◆ The task:
Your task is to transcribe all of the records exactly and leave out the pictures.

** Begin Data entries **

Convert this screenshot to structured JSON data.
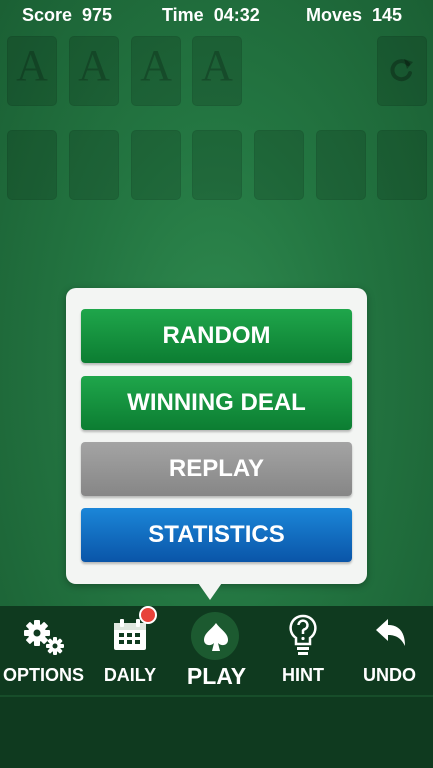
{
  "status": {
    "score_label": "Score",
    "score_value": "975",
    "time_label": "Time",
    "time_value": "04:32",
    "moves_label": "Moves",
    "moves_value": "145"
  },
  "foundations": [
    "A",
    "A",
    "A",
    "A"
  ],
  "stock_icon": "recycle-icon",
  "menu": {
    "buttons": [
      {
        "label": "RANDOM",
        "color": "#159441"
      },
      {
        "label": "WINNING DEAL",
        "color": "#159441"
      },
      {
        "label": "REPLAY",
        "color": "#959595"
      },
      {
        "label": "STATISTICS",
        "color": "#136fc2"
      }
    ]
  },
  "nav": {
    "options": {
      "label": "OPTIONS",
      "icon": "gears-icon"
    },
    "daily": {
      "label": "DAILY",
      "icon": "calendar-icon"
    },
    "play": {
      "label": "PLAY",
      "icon": "spade-icon"
    },
    "hint": {
      "label": "HINT",
      "icon": "lightbulb-question-icon"
    },
    "undo": {
      "label": "UNDO",
      "icon": "undo-arrow-icon"
    }
  },
  "colors": {
    "felt": "#237541",
    "bar": "#0f3a1f",
    "badge": "#e8423a"
  }
}
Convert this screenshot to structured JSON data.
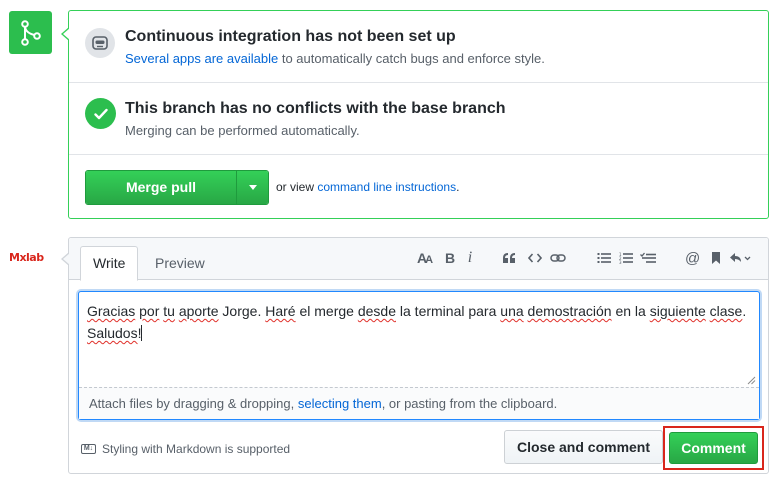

** End Data entries **

◆ Answer to the problem:
Convert this screenshot to structured JSON data.
{
  "status": {
    "score_label": "Score",
    "score_value": "975",
    "time_label": "Time",
    "time_value": "04:32",
    "moves_label": "Moves",
    "moves_value": "145"
  },
  "foundations": [
    "A",
    "A",
    "A",
    "A"
  ],
  "stock_icon": "recycle-icon",
  "menu": {
    "buttons": [
      {
        "label": "RANDOM",
        "color": "#159441"
      },
      {
        "label": "WINNING DEAL",
        "color": "#159441"
      },
      {
        "label": "REPLAY",
        "color": "#959595"
      },
      {
        "label": "STATISTICS",
        "color": "#136fc2"
      }
    ]
  },
  "nav": {
    "options": {
      "label": "OPTIONS",
      "icon": "gears-icon"
    },
    "daily": {
      "label": "DAILY",
      "icon": "calendar-icon"
    },
    "play": {
      "label": "PLAY",
      "icon": "spade-icon"
    },
    "hint": {
      "label": "HINT",
      "icon": "lightbulb-question-icon"
    },
    "undo": {
      "label": "UNDO",
      "icon": "undo-arrow-icon"
    }
  },
  "colors": {
    "felt": "#237541",
    "bar": "#0f3a1f",
    "badge": "#e8423a"
  }
}
Convert this screenshot to structured JSON data.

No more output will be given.